Pull every line of the entries that has the word "xlabel".

_ _ _ _ _

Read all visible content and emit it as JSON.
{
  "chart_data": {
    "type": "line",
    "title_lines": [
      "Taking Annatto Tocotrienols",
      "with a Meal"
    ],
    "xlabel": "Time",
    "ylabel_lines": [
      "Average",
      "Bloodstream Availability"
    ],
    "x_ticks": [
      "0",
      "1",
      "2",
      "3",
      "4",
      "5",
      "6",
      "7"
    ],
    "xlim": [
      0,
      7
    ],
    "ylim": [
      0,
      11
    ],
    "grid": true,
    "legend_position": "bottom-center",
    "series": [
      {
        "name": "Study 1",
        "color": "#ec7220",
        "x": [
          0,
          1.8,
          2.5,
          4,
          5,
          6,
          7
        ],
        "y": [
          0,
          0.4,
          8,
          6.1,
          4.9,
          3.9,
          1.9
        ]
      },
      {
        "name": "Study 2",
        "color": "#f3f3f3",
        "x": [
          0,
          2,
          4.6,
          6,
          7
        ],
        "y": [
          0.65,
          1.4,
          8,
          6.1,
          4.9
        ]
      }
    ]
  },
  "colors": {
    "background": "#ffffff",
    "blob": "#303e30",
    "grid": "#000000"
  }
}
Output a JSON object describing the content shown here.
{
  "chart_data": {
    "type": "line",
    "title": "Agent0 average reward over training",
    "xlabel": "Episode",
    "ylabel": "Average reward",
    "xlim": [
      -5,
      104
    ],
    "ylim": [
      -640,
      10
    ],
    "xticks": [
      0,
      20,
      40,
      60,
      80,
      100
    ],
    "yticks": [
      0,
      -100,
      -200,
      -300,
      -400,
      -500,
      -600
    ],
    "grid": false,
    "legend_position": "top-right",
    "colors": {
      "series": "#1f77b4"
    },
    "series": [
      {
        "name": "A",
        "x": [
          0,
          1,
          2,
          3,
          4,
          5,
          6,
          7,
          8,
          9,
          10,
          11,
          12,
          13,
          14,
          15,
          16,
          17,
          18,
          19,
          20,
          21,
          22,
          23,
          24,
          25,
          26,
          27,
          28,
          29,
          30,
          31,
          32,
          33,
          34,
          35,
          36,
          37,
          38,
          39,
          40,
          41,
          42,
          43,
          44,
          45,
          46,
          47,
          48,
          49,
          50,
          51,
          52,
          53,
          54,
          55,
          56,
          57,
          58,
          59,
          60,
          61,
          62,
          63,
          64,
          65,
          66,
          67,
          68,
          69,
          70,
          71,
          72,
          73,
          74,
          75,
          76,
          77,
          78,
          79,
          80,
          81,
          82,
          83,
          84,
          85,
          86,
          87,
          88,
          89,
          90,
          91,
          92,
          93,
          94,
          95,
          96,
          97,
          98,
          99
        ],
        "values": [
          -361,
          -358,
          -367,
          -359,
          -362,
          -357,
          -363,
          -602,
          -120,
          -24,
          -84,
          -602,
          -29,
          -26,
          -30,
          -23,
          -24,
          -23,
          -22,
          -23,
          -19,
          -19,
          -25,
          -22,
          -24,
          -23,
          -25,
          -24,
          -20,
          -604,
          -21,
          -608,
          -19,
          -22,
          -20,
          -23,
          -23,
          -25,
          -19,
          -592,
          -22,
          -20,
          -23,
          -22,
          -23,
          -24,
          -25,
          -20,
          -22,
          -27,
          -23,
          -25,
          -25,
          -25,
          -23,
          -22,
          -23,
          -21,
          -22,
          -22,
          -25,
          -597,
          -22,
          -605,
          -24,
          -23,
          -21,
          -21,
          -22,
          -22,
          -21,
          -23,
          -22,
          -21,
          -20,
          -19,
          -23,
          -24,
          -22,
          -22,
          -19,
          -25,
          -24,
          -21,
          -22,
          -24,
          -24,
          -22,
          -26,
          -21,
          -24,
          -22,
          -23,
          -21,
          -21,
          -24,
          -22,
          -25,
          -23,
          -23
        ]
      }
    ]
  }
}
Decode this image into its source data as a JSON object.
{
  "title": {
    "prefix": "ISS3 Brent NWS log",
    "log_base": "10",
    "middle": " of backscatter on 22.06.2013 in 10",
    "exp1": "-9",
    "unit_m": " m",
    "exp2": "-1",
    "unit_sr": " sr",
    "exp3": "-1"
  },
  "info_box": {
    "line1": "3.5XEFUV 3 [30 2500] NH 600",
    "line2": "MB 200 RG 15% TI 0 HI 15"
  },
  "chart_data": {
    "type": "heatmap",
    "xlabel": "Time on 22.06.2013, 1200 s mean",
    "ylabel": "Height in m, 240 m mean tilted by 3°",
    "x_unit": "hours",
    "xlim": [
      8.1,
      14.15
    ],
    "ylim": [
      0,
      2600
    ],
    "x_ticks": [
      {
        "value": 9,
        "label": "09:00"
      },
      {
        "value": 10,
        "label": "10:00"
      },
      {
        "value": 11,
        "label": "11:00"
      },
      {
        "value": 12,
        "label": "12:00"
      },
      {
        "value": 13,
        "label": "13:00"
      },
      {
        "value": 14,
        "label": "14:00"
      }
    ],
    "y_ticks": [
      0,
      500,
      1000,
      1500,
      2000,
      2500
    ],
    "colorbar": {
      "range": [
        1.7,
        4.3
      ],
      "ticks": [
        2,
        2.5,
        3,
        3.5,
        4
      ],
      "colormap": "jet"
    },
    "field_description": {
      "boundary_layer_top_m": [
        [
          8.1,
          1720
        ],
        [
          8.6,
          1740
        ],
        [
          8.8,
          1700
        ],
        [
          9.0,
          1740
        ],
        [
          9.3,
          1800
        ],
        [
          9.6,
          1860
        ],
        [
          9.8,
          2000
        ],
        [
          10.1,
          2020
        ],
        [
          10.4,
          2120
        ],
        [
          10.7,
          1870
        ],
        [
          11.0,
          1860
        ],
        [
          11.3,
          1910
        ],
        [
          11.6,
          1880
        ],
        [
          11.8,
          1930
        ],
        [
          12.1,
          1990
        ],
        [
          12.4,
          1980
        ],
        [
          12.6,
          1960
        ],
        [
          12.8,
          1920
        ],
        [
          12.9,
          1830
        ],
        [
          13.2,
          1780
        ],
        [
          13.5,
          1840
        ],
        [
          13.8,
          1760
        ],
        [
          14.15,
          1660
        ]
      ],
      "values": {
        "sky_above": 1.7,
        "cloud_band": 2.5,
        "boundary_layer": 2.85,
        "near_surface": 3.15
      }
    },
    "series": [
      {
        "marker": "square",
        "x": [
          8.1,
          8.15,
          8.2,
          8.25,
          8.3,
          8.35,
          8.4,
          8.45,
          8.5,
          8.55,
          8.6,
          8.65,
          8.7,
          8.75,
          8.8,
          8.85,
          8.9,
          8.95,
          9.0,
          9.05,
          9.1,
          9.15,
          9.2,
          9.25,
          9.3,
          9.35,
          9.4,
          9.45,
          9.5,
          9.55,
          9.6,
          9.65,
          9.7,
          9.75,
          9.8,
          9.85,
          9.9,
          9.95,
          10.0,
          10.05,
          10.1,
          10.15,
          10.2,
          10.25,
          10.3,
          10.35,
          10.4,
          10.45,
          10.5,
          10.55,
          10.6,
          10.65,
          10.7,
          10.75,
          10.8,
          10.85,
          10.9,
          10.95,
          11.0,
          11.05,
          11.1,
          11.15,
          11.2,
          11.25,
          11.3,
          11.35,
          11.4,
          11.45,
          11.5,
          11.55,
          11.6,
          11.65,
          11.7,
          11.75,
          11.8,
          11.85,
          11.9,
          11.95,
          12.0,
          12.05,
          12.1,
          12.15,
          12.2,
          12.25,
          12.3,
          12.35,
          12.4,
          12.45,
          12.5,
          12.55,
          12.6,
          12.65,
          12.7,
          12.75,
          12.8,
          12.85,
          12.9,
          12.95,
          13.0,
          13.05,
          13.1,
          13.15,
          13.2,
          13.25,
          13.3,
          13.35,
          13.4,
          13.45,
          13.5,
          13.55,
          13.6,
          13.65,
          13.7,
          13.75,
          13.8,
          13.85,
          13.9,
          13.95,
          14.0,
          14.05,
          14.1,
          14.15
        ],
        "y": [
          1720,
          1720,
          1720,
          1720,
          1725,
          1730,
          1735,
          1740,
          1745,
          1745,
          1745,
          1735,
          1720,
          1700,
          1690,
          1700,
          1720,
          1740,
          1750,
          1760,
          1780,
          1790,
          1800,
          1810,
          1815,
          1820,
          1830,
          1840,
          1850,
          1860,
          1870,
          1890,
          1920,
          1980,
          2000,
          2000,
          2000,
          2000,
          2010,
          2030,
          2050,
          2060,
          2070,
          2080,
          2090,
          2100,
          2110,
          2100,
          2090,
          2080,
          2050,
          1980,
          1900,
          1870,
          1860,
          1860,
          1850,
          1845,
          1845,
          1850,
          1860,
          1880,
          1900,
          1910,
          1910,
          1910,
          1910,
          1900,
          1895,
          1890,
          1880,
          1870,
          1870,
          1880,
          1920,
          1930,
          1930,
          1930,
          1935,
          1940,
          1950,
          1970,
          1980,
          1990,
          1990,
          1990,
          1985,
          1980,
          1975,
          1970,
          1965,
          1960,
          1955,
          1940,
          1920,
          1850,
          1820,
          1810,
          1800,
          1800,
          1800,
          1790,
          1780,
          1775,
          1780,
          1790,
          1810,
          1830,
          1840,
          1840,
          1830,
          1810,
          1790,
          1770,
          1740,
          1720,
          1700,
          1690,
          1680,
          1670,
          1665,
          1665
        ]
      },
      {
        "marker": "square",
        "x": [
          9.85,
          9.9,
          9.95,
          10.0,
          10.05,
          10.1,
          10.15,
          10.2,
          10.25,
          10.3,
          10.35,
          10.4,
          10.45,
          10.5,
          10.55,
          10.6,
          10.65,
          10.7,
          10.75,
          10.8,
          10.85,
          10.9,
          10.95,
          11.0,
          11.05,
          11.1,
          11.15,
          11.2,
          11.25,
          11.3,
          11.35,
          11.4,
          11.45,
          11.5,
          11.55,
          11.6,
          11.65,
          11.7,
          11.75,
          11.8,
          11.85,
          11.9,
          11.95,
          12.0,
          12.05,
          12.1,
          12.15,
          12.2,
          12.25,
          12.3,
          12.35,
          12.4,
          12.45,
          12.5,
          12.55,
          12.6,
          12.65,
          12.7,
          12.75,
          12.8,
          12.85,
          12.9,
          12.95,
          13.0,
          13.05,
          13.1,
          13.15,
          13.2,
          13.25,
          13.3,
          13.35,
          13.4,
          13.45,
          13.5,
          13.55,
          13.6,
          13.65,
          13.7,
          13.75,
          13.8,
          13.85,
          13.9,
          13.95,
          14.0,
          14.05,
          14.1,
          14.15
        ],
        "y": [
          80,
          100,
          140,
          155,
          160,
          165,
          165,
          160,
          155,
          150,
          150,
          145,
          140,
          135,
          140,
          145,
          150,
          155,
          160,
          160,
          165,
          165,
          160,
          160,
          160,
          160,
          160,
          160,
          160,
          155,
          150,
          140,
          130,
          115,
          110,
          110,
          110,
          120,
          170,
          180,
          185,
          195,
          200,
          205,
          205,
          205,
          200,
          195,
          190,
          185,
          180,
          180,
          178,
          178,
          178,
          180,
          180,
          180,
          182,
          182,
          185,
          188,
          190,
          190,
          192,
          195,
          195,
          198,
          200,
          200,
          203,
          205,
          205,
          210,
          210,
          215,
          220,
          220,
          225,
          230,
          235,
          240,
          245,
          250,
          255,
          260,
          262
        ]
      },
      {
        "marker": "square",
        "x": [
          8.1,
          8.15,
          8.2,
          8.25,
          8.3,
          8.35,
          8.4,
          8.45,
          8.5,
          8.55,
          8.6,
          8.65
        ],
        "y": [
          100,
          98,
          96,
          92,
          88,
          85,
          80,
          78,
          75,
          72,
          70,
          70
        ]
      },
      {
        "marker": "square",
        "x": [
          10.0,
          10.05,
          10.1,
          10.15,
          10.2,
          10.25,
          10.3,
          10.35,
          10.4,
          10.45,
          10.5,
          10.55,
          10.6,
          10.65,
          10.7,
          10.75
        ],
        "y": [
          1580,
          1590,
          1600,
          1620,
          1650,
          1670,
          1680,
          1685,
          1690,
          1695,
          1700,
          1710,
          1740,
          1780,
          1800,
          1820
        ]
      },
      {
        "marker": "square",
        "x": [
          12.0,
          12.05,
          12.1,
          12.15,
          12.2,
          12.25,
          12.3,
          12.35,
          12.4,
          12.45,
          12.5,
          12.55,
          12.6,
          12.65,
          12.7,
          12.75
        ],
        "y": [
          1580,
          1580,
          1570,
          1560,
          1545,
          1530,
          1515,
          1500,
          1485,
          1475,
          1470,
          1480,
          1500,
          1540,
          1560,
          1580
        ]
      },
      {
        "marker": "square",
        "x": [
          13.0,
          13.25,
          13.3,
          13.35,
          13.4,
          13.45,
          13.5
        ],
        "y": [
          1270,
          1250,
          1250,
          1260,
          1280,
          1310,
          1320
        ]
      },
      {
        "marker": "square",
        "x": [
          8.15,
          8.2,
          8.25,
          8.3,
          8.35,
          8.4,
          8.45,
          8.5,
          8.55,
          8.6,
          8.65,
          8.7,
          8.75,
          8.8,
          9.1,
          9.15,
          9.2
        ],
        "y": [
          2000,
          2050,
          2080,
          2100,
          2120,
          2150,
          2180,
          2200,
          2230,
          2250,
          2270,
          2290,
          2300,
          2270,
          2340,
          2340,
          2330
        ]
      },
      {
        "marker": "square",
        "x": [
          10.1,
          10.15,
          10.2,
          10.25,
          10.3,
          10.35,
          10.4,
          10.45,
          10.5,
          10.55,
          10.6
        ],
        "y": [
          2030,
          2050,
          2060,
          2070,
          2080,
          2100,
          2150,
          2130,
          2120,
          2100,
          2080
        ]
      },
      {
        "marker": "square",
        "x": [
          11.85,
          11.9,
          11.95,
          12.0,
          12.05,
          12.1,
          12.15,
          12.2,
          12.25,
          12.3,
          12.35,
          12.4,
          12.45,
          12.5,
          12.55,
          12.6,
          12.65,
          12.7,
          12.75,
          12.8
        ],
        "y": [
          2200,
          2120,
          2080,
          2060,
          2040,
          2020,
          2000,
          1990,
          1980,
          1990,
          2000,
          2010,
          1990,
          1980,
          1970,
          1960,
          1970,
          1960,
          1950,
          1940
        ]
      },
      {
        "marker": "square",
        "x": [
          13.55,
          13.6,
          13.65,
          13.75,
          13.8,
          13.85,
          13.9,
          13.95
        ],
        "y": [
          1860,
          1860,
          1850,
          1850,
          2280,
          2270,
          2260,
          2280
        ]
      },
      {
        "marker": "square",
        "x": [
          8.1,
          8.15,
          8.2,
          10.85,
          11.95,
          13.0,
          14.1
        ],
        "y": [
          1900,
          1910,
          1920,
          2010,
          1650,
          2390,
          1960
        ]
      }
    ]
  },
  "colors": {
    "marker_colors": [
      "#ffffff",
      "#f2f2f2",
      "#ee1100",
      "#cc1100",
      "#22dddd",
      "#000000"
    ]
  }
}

_ _ _ _ _

ANSWER TO THIS EXERCISE:
    "xlabel": "Time",
    "xlabel": "Episode",
    "xlabel": "Time on 22.06.2013, 1200 s mean",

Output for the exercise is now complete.